TASK DESCRIPTION — Sift the listing for lines that hold the string "JSON" and pull them out.

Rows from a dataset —
◇ ◇ ◇ ◇

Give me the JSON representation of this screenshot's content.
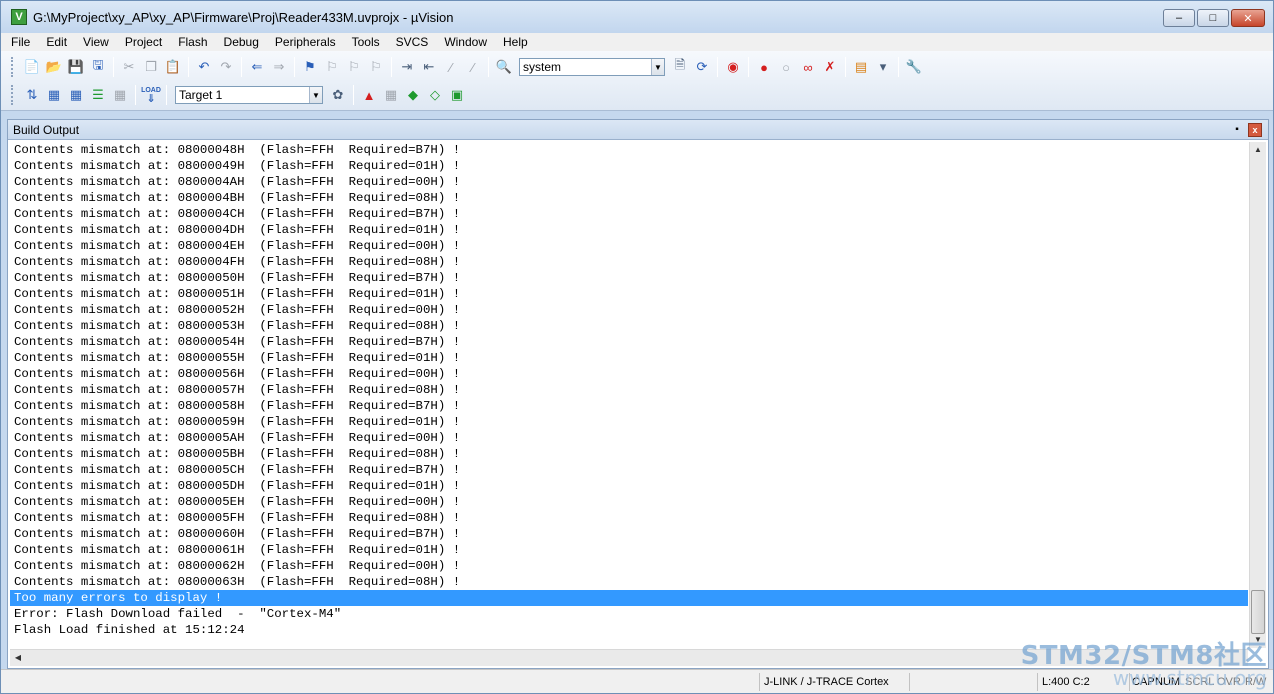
{
  "window": {
    "title": "G:\\MyProject\\xy_AP\\xy_AP\\Firmware\\Proj\\Reader433M.uvprojx - µVision",
    "app_icon_letter": "V",
    "minimize": "–",
    "maximize": "□",
    "close": "✕"
  },
  "menu": [
    "File",
    "Edit",
    "View",
    "Project",
    "Flash",
    "Debug",
    "Peripherals",
    "Tools",
    "SVCS",
    "Window",
    "Help"
  ],
  "toolbar": {
    "find_combo_value": "system",
    "target_combo_value": "Target 1",
    "load_icon_text": "LOAD"
  },
  "panel": {
    "title": "Build Output",
    "pin_label": "▪",
    "close_label": "x"
  },
  "output_lines": [
    "Contents mismatch at: 08000048H  (Flash=FFH  Required=B7H) !",
    "Contents mismatch at: 08000049H  (Flash=FFH  Required=01H) !",
    "Contents mismatch at: 0800004AH  (Flash=FFH  Required=00H) !",
    "Contents mismatch at: 0800004BH  (Flash=FFH  Required=08H) !",
    "Contents mismatch at: 0800004CH  (Flash=FFH  Required=B7H) !",
    "Contents mismatch at: 0800004DH  (Flash=FFH  Required=01H) !",
    "Contents mismatch at: 0800004EH  (Flash=FFH  Required=00H) !",
    "Contents mismatch at: 0800004FH  (Flash=FFH  Required=08H) !",
    "Contents mismatch at: 08000050H  (Flash=FFH  Required=B7H) !",
    "Contents mismatch at: 08000051H  (Flash=FFH  Required=01H) !",
    "Contents mismatch at: 08000052H  (Flash=FFH  Required=00H) !",
    "Contents mismatch at: 08000053H  (Flash=FFH  Required=08H) !",
    "Contents mismatch at: 08000054H  (Flash=FFH  Required=B7H) !",
    "Contents mismatch at: 08000055H  (Flash=FFH  Required=01H) !",
    "Contents mismatch at: 08000056H  (Flash=FFH  Required=00H) !",
    "Contents mismatch at: 08000057H  (Flash=FFH  Required=08H) !",
    "Contents mismatch at: 08000058H  (Flash=FFH  Required=B7H) !",
    "Contents mismatch at: 08000059H  (Flash=FFH  Required=01H) !",
    "Contents mismatch at: 0800005AH  (Flash=FFH  Required=00H) !",
    "Contents mismatch at: 0800005BH  (Flash=FFH  Required=08H) !",
    "Contents mismatch at: 0800005CH  (Flash=FFH  Required=B7H) !",
    "Contents mismatch at: 0800005DH  (Flash=FFH  Required=01H) !",
    "Contents mismatch at: 0800005EH  (Flash=FFH  Required=00H) !",
    "Contents mismatch at: 0800005FH  (Flash=FFH  Required=08H) !",
    "Contents mismatch at: 08000060H  (Flash=FFH  Required=B7H) !",
    "Contents mismatch at: 08000061H  (Flash=FFH  Required=01H) !",
    "Contents mismatch at: 08000062H  (Flash=FFH  Required=00H) !",
    "Contents mismatch at: 08000063H  (Flash=FFH  Required=08H) !",
    "Too many errors to display !",
    "Error: Flash Download failed  -  \"Cortex-M4\"",
    "Flash Load finished at 15:12:24"
  ],
  "selected_line_index": 28,
  "status": {
    "debugger": "J-LINK / J-TRACE Cortex",
    "position": "L:400 C:2",
    "cap": "CAP",
    "num": "NUM",
    "scrl": "SCRL",
    "ovr": "OVR",
    "rw": "R/W"
  },
  "watermark": {
    "line1": "STM32/STM8社区",
    "line2": "www.stmcu.org"
  },
  "colors": {
    "selection": "#3399ff",
    "titlebar": "#c2d6ee",
    "close_button": "#c7452b"
  }
}
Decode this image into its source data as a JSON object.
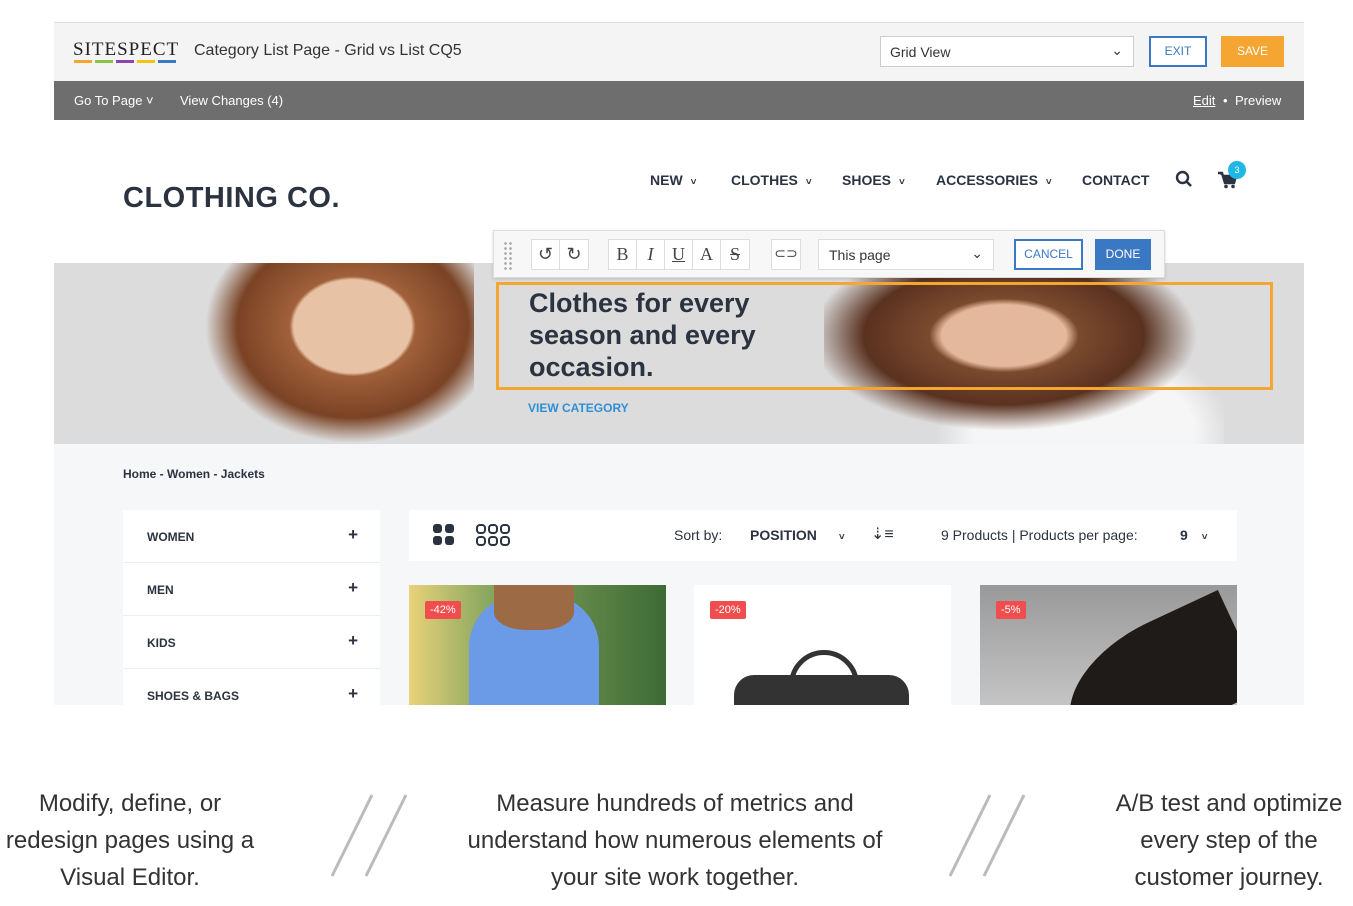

◇ ◇ ◇ ◇

SOLUTION TO THIS EXERCISE —
Give me the JSON representation of this screenshot's content.
Decode this image into its source data as a JSON object.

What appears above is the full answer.